▶ Task
Each line in the entries below that holds the string "декомпозиции" is to be listed.

▶ Information given

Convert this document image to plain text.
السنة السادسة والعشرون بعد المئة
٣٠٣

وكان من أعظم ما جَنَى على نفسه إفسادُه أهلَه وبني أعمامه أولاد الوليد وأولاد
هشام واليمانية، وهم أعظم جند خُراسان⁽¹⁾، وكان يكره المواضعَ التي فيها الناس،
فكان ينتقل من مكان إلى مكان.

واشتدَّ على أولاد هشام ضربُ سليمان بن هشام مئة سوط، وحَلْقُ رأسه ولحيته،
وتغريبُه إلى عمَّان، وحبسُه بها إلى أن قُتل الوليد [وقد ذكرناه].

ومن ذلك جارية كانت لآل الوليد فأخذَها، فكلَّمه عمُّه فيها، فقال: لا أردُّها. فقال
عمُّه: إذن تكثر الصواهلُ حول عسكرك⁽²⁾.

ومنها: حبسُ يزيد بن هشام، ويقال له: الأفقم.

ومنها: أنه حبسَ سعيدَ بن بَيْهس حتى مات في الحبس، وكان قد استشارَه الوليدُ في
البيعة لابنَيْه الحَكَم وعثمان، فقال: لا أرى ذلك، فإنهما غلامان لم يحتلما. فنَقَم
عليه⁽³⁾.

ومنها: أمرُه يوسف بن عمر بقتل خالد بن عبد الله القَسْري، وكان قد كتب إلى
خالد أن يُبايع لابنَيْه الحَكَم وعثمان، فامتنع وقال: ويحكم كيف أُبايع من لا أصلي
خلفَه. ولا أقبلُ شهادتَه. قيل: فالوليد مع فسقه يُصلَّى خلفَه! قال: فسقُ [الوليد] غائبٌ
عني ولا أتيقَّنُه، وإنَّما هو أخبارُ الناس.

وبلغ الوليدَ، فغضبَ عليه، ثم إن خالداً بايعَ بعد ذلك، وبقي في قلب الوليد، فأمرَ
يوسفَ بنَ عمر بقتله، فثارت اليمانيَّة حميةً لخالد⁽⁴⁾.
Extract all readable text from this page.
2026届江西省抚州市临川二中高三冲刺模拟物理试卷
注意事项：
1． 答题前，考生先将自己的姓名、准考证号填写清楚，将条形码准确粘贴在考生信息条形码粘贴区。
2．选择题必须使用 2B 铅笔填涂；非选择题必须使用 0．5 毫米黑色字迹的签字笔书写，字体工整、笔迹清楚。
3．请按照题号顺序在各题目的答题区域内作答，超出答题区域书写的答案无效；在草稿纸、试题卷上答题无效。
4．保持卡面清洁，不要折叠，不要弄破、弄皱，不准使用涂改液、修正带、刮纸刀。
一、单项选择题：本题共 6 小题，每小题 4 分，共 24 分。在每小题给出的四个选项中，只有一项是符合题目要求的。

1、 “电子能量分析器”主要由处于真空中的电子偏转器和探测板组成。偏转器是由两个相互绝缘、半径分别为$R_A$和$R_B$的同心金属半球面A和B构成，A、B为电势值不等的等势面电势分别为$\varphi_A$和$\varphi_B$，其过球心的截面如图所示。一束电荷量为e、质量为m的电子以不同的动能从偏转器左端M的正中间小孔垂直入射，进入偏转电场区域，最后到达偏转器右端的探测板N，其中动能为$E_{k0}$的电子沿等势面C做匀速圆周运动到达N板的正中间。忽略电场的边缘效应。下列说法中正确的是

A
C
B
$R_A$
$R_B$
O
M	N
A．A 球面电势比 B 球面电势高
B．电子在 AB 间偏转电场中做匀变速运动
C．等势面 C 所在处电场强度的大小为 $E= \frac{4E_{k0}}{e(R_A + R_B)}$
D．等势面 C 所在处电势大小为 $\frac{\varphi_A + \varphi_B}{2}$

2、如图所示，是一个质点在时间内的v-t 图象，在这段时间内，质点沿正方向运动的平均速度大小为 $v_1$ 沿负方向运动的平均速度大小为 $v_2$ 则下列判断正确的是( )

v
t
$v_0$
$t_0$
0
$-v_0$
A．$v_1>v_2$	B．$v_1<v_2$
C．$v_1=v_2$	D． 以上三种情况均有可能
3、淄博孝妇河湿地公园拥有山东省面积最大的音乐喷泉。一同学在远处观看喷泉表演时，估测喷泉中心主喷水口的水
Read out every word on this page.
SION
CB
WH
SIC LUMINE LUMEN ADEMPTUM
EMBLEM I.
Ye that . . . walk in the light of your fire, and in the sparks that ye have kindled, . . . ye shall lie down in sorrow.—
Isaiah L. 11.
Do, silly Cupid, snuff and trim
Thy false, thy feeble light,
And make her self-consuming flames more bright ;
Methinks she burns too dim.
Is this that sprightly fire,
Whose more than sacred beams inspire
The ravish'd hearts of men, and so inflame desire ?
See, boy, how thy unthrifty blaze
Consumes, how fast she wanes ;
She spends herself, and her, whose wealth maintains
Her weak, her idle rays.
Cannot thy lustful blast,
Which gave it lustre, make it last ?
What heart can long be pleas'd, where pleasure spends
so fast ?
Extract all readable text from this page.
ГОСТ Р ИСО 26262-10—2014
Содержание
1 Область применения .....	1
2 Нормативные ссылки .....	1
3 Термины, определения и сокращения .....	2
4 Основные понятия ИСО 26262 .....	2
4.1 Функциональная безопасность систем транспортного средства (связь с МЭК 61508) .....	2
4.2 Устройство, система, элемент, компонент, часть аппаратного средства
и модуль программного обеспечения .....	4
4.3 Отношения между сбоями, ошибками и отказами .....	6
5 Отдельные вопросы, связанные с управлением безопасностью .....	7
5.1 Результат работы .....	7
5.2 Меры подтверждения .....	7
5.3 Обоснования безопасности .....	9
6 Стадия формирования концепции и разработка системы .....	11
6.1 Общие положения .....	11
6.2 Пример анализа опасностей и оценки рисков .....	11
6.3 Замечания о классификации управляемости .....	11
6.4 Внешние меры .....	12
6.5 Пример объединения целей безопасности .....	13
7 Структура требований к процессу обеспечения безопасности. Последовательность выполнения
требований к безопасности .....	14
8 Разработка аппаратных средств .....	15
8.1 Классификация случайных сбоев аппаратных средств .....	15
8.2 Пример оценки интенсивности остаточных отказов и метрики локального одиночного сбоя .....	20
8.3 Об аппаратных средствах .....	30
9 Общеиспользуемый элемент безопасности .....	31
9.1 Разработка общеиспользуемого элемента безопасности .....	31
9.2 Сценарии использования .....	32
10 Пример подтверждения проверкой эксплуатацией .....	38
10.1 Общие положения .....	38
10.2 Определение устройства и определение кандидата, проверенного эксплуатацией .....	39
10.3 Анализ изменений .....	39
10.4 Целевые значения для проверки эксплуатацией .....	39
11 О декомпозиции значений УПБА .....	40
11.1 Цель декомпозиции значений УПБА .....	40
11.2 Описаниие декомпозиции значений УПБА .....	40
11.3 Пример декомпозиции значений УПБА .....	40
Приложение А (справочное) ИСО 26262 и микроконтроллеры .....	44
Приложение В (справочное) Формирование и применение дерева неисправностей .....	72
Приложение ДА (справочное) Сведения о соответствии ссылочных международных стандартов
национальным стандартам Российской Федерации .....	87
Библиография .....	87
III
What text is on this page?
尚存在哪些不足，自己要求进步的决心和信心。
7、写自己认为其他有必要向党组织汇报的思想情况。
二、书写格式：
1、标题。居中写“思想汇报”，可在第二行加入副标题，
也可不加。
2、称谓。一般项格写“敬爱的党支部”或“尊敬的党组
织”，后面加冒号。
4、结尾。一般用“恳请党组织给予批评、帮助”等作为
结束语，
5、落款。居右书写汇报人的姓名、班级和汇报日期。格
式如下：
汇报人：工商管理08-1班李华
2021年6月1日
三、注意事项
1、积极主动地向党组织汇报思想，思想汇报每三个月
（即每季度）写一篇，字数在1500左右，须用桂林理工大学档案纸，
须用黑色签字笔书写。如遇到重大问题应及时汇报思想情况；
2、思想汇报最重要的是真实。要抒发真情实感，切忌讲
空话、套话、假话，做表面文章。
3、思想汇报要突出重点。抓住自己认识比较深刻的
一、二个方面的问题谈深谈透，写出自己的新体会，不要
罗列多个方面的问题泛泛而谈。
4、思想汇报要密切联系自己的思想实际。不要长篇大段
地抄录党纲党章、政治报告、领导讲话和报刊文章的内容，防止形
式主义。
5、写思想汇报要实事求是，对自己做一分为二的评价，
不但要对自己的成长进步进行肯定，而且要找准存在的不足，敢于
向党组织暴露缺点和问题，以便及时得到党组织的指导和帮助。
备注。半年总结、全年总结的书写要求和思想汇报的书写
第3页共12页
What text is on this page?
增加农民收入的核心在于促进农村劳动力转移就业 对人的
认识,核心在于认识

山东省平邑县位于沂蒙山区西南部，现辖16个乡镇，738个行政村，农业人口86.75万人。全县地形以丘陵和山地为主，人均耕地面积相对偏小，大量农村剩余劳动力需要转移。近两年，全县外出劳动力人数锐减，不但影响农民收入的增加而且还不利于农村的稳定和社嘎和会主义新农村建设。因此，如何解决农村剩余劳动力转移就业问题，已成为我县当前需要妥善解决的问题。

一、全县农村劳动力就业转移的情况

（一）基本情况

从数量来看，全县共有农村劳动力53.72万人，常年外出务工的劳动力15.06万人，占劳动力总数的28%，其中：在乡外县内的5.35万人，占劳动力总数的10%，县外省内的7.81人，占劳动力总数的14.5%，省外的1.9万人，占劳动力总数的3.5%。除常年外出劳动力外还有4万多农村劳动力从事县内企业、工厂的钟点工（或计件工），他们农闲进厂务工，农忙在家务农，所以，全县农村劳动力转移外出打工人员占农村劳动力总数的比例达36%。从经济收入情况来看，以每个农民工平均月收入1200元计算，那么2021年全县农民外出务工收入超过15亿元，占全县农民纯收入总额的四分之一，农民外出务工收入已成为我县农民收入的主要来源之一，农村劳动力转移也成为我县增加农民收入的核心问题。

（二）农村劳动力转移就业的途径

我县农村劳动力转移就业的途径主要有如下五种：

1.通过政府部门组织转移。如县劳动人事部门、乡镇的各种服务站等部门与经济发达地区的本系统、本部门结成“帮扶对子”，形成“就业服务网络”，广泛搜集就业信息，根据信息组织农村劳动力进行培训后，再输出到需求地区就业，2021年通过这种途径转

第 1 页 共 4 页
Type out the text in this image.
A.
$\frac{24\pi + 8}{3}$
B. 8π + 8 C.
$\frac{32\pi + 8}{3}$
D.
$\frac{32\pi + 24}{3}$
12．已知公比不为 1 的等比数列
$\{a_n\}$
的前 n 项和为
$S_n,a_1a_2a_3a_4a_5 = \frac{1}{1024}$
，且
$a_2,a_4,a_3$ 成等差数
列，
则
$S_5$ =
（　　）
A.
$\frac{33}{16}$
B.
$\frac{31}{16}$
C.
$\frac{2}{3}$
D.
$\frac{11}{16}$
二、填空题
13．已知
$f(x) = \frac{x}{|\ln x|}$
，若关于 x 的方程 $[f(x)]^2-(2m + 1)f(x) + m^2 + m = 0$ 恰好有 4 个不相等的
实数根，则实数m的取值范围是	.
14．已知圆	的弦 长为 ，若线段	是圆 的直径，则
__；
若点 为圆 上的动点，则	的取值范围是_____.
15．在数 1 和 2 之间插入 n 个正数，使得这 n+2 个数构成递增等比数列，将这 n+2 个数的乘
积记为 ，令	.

▶ Solved exercise
11 О декомпозиции значений УПБА .....	40
11.1 Цель декомпозиции значений УПБА .....	40
11.2 Описаниие декомпозиции значений УПБА .....	40
11.3 Пример декомпозиции значений УПБА .....	40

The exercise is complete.